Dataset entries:
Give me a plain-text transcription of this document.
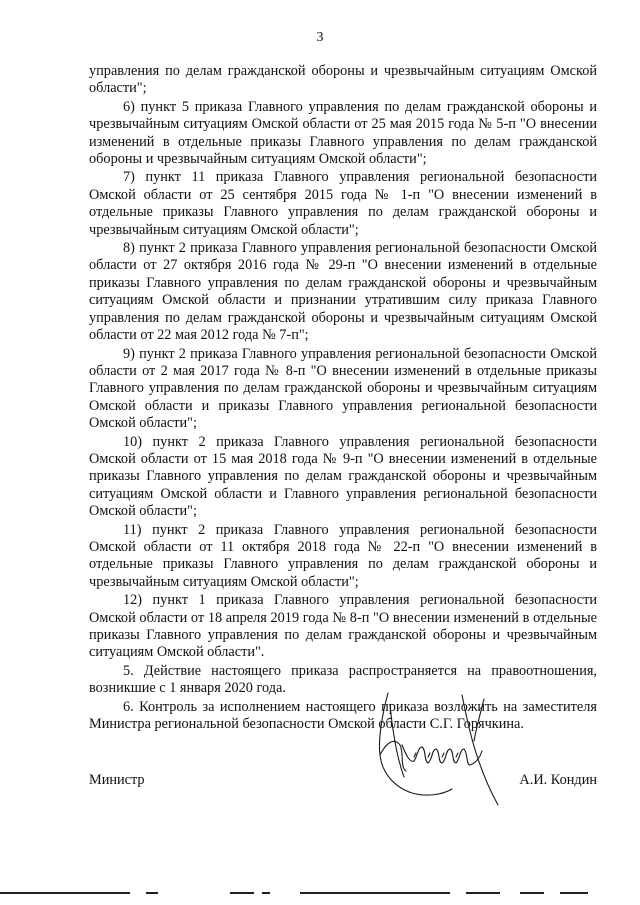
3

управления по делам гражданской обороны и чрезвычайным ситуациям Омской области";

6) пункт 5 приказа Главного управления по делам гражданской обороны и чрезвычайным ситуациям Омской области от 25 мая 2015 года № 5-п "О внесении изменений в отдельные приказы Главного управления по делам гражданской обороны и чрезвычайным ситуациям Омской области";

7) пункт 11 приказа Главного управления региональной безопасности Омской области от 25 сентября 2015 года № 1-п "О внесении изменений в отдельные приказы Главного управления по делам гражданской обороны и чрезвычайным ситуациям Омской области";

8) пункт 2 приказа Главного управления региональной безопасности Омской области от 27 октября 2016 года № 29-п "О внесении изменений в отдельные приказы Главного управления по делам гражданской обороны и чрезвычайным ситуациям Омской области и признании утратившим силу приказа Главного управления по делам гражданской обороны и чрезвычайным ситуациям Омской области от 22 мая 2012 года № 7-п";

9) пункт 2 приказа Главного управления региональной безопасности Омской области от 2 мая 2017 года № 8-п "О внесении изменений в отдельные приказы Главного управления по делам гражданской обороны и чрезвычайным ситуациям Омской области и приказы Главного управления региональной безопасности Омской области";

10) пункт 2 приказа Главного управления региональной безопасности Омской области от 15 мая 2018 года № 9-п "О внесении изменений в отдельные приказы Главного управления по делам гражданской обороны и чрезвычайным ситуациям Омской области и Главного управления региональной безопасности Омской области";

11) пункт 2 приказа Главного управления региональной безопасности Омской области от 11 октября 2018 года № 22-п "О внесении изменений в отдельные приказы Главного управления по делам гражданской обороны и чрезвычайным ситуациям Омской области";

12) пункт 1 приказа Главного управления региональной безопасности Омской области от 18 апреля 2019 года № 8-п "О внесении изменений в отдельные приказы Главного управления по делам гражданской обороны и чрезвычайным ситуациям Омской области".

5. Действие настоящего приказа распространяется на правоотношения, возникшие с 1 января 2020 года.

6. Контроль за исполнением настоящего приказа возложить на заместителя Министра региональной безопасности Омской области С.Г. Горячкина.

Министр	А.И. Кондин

### AIM
Tally how many lines of the material contain the word "настоящего". The answer must be the number and nothing else.

### RESULT OF THIS EXERCISE
2